* Collection entries *
....

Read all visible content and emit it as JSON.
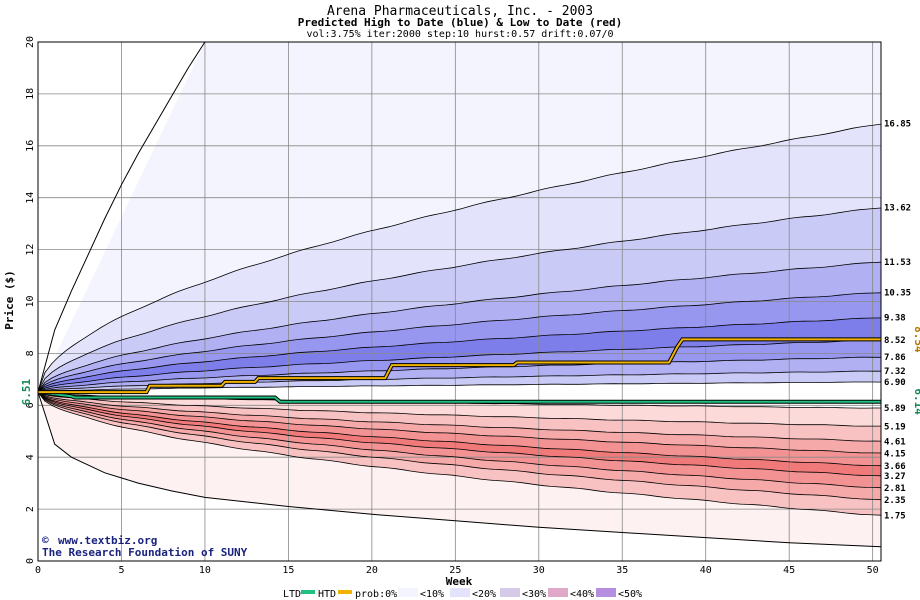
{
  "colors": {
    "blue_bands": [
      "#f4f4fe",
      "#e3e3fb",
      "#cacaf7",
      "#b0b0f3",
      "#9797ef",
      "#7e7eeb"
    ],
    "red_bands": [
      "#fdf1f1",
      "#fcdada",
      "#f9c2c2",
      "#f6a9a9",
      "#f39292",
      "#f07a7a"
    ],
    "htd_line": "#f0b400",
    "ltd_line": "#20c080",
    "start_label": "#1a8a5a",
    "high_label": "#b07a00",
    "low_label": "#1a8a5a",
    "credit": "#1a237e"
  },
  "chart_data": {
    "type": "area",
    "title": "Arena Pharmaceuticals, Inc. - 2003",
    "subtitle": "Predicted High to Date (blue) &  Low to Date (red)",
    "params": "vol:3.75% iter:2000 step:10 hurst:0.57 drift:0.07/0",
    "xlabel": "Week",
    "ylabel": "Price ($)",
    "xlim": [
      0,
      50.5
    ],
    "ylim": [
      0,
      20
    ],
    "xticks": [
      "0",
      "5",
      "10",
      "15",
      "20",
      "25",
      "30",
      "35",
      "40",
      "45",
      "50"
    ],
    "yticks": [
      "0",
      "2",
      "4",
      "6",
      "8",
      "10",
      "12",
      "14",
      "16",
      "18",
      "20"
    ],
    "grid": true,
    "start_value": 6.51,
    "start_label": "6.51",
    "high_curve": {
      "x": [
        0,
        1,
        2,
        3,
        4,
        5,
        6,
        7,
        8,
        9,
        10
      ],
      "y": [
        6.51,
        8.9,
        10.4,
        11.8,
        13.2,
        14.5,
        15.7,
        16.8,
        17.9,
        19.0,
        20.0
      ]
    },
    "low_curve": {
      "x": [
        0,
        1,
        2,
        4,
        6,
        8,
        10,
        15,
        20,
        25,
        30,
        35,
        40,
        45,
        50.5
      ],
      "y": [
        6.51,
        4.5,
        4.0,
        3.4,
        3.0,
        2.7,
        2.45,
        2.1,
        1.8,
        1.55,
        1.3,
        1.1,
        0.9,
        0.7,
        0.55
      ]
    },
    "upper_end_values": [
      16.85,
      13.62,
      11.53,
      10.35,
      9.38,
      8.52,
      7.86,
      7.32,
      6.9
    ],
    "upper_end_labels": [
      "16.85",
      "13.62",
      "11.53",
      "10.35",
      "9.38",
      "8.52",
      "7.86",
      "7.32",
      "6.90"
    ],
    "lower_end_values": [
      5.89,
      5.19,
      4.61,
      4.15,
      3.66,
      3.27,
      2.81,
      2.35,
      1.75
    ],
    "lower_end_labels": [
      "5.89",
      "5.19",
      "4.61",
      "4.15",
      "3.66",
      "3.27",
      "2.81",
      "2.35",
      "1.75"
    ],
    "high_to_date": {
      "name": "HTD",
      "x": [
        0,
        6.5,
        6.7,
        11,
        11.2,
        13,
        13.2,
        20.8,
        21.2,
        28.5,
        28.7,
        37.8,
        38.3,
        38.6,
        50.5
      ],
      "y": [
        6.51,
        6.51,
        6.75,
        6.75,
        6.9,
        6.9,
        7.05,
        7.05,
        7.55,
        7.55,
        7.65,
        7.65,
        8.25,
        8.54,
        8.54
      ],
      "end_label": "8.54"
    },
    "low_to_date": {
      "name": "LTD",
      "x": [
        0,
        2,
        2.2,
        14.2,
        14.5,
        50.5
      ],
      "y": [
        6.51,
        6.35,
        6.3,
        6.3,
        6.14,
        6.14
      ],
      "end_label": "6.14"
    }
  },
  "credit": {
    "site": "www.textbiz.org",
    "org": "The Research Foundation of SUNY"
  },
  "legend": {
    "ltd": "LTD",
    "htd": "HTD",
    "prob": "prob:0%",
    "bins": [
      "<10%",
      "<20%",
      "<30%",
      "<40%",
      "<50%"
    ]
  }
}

....

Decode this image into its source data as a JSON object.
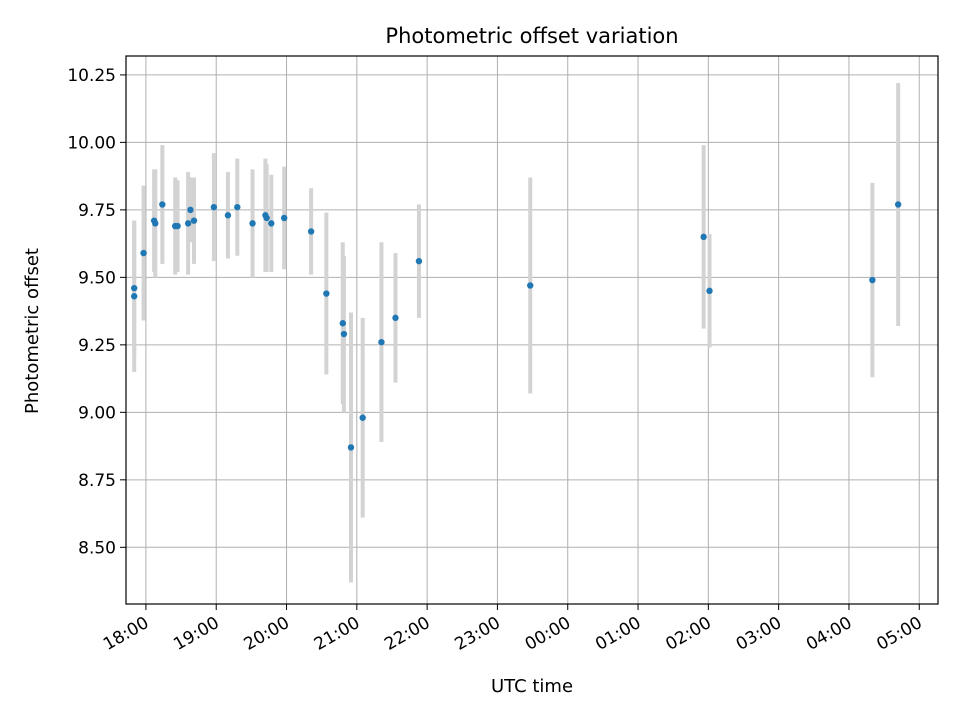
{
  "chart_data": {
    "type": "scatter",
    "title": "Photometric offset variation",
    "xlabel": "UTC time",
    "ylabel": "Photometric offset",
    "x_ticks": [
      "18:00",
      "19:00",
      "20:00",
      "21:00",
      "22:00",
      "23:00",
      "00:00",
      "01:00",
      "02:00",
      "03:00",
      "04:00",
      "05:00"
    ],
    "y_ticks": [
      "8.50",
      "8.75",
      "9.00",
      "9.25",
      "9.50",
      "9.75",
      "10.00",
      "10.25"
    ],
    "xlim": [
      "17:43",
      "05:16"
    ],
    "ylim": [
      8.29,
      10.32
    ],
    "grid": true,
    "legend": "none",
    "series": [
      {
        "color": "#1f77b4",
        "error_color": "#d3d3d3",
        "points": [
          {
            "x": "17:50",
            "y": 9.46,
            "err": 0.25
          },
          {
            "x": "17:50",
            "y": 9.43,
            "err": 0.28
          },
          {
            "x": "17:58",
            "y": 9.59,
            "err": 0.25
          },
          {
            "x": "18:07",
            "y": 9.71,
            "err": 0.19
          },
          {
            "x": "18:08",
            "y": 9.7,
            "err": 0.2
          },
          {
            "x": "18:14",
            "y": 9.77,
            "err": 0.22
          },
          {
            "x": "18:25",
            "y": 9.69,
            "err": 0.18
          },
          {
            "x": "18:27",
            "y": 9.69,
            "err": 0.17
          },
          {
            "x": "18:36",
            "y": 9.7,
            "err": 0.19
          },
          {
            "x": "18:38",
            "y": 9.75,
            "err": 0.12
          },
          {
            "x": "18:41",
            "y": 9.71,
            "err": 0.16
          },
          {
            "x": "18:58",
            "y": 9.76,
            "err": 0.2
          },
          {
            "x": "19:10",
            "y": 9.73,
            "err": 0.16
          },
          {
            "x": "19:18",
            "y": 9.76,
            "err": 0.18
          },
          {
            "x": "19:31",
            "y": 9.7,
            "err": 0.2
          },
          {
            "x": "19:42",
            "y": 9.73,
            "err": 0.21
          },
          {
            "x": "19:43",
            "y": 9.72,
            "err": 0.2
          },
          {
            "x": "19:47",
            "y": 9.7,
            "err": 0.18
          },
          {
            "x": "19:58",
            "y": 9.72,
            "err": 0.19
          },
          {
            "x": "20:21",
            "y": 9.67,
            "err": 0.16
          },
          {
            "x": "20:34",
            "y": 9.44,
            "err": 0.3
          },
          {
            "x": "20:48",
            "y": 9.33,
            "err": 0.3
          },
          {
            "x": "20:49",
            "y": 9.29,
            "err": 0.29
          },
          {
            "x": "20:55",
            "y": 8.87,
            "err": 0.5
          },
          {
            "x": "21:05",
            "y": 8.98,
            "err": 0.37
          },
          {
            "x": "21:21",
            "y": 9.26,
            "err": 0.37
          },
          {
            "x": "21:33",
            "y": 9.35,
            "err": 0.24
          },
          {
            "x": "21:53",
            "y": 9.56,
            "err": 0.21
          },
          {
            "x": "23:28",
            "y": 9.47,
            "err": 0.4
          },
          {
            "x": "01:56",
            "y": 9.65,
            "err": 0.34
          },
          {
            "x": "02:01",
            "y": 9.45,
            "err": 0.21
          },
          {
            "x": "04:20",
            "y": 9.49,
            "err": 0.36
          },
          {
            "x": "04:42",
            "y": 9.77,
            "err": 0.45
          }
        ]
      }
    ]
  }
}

....

* Instruction *
From the listing above, find the number of lines with the word "offset" in them. Answer with the number only.

* Solution to this task *
2